● Work item: Determine how many lines in the listing contain the string "pairs". Only that number goes in the answer.

● Data supplied:
►
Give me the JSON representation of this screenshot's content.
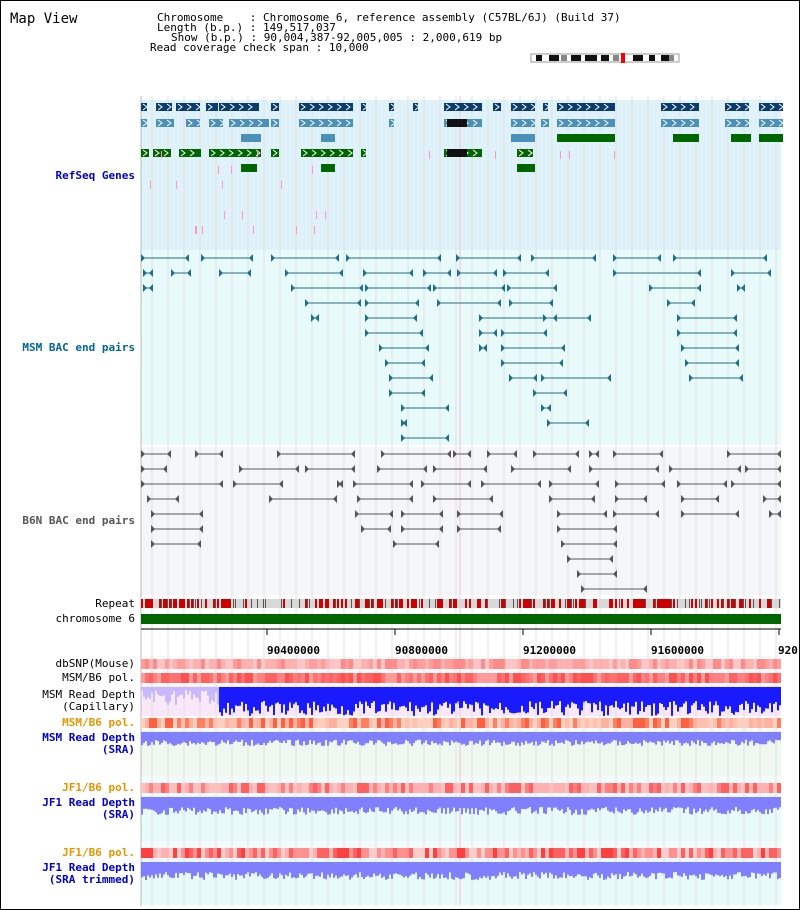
{
  "header": {
    "title": "Map View",
    "chromosome_key": "Chromosome",
    "chromosome_value": "Chromosome 6, reference assembly (C57BL/6J) (Build 37)",
    "length_key": "Length (b.p.)",
    "length_value": "149,517,037",
    "show_key": "Show (b.p.)",
    "show_value": "90,004,387-92,005,005 : 2,000,619 bp",
    "span_key": "Read coverage check span",
    "span_value": "10,000"
  },
  "tracks": {
    "refseq": "RefSeq Genes",
    "msm_bac": "MSM BAC end pairs",
    "b6n_bac": "B6N BAC end pairs",
    "repeat": "Repeat",
    "chromosome": "chromosome 6",
    "dbsnp": "dbSNP(Mouse)",
    "msm_b6_pol_1": "MSM/B6 pol.",
    "msm_read_depth_cap_1": "MSM Read Depth",
    "msm_read_depth_cap_2": "(Capillary)",
    "msm_b6_pol_2": "MSM/B6 pol.",
    "msm_read_depth_sra_1": "MSM Read Depth",
    "msm_read_depth_sra_2": "(SRA)",
    "jf1_b6_pol_1": "JF1/B6 pol.",
    "jf1_read_depth_sra_1": "JF1 Read Depth",
    "jf1_read_depth_sra_2": "(SRA)",
    "jf1_b6_pol_2": "JF1/B6 pol.",
    "jf1_read_depth_trim_1": "JF1 Read Depth",
    "jf1_read_depth_trim_2": "(SRA trimmed)"
  },
  "axis": {
    "ticks": [
      "90400000",
      "90800000",
      "91200000",
      "91600000",
      "920"
    ]
  },
  "colors": {
    "refseq_bg": "#dff2fa",
    "msm_bg": "#e8fafa",
    "b6n_bg": "#f4f6fa",
    "dark_navy": "#0b3c6e",
    "mid_blue": "#4a90b8",
    "green": "#006600",
    "pink": "#ff99bb",
    "teal_line": "#1f6f8b",
    "gray_line": "#555555",
    "repeat_red": "#cc0000",
    "depth_blue": "#1a1aff",
    "depth_lightblue": "#8080ff"
  }
}
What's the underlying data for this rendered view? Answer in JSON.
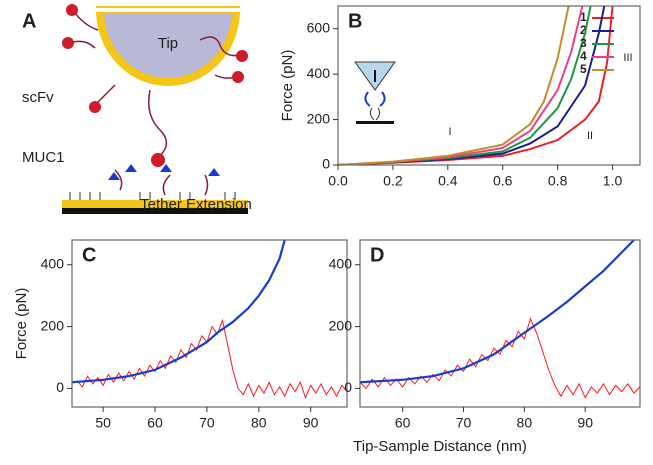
◄
● Solution: 2